- **About this exercise**:
The lines to copy are those in the records below that hold the word "Percent".

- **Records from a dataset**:
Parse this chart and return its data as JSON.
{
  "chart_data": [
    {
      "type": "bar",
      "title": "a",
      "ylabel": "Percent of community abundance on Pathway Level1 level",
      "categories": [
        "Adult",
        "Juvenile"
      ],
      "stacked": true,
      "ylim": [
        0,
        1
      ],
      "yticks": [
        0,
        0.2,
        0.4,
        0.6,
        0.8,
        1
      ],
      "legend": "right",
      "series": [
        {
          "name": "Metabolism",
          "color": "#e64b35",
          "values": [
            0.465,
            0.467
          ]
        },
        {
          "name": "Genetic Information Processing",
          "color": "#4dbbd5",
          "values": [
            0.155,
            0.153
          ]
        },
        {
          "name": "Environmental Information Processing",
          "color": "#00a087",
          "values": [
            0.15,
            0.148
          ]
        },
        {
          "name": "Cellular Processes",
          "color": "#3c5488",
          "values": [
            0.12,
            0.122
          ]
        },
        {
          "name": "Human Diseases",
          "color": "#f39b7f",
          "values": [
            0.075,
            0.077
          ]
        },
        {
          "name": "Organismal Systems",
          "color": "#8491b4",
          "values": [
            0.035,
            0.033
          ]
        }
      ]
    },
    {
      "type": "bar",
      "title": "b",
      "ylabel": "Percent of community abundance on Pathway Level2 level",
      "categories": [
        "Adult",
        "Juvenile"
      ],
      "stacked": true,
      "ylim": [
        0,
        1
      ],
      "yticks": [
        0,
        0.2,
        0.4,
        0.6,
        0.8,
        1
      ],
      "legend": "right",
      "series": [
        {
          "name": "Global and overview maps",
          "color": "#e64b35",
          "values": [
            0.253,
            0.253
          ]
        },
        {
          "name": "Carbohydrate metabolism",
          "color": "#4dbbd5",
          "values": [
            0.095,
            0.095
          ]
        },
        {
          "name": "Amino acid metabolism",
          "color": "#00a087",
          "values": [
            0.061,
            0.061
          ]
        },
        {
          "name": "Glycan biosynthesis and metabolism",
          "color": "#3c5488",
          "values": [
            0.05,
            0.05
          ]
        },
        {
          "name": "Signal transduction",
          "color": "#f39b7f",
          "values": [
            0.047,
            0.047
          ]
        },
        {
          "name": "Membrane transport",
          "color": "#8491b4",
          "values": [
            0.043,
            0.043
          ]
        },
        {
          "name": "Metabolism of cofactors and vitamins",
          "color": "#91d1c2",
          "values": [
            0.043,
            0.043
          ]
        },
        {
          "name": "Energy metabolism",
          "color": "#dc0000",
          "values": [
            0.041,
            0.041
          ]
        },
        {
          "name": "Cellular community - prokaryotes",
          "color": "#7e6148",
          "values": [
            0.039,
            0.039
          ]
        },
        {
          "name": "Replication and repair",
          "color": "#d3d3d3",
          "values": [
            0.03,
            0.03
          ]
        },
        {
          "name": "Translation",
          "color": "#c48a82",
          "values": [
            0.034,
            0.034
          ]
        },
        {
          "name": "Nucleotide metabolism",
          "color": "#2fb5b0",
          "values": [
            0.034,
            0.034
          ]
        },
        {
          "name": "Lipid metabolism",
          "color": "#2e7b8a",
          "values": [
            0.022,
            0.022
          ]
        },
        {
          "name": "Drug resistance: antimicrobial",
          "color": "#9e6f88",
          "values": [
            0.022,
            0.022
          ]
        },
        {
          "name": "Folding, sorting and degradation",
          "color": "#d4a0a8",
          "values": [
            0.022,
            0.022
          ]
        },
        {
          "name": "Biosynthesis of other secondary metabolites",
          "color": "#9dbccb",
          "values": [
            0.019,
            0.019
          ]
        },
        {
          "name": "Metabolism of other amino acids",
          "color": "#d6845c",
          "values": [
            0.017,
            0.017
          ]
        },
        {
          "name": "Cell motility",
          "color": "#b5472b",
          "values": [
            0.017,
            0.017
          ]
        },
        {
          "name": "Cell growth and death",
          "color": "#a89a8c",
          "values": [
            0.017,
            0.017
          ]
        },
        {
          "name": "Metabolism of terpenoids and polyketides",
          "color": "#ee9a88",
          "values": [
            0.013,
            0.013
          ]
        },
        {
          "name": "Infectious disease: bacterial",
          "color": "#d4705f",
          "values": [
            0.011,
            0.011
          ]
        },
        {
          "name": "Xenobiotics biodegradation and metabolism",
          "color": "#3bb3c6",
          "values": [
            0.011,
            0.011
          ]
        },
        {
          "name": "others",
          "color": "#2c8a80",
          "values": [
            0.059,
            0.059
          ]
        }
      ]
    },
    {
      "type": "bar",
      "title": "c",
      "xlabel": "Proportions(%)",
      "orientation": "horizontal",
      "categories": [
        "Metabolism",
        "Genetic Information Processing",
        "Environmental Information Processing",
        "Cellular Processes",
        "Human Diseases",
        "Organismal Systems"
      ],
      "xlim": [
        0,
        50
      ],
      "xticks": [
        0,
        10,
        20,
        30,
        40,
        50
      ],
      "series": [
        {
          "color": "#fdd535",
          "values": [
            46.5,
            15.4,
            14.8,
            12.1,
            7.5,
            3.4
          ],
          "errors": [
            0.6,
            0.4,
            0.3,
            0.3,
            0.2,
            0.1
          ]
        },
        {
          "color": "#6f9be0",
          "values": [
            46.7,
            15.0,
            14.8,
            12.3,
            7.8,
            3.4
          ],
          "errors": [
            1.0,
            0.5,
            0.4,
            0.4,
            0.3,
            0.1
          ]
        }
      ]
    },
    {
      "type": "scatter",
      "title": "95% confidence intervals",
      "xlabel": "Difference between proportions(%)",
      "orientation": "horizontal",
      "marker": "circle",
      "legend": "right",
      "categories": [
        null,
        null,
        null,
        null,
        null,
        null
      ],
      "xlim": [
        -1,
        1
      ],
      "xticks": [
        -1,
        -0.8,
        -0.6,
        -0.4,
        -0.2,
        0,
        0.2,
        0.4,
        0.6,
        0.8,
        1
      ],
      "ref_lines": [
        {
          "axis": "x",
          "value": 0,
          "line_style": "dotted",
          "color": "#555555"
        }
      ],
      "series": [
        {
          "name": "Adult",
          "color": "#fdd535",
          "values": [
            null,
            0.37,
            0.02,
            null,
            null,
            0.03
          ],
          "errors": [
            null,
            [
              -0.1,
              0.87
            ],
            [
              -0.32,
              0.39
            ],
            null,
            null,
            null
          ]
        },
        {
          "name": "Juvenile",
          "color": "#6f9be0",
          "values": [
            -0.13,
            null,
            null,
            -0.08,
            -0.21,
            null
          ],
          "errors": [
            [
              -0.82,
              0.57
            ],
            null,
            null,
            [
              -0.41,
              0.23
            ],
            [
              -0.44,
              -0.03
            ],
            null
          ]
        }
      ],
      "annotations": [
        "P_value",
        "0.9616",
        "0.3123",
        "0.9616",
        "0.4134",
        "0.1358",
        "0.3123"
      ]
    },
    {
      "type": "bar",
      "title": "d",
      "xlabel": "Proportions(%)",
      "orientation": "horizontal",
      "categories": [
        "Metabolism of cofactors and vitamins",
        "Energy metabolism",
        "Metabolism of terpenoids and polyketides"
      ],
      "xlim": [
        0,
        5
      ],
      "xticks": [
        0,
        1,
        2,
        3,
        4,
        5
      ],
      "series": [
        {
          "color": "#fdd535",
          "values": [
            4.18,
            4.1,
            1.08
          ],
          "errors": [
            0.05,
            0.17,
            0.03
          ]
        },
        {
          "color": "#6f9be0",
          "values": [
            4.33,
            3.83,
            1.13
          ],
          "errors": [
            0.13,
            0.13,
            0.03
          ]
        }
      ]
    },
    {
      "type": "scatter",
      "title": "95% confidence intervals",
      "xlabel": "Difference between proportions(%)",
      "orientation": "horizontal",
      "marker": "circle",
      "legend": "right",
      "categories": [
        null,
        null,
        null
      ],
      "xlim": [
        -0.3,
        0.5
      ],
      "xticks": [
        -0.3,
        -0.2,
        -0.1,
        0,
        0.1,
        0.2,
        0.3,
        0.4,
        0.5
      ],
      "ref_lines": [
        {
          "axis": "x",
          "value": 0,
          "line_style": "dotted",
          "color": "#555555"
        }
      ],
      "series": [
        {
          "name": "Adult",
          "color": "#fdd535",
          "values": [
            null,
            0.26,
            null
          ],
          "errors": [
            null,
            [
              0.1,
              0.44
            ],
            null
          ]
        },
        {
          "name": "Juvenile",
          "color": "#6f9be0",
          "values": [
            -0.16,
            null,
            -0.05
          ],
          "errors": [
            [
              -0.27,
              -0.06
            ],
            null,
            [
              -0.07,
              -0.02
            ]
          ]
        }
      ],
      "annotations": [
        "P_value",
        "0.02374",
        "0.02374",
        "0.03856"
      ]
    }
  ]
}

- **Result below**:
      "ylabel": "Percent of community abundance on Pathway Level1 level",
      "ylabel": "Percent of community abundance on Pathway Level2 level",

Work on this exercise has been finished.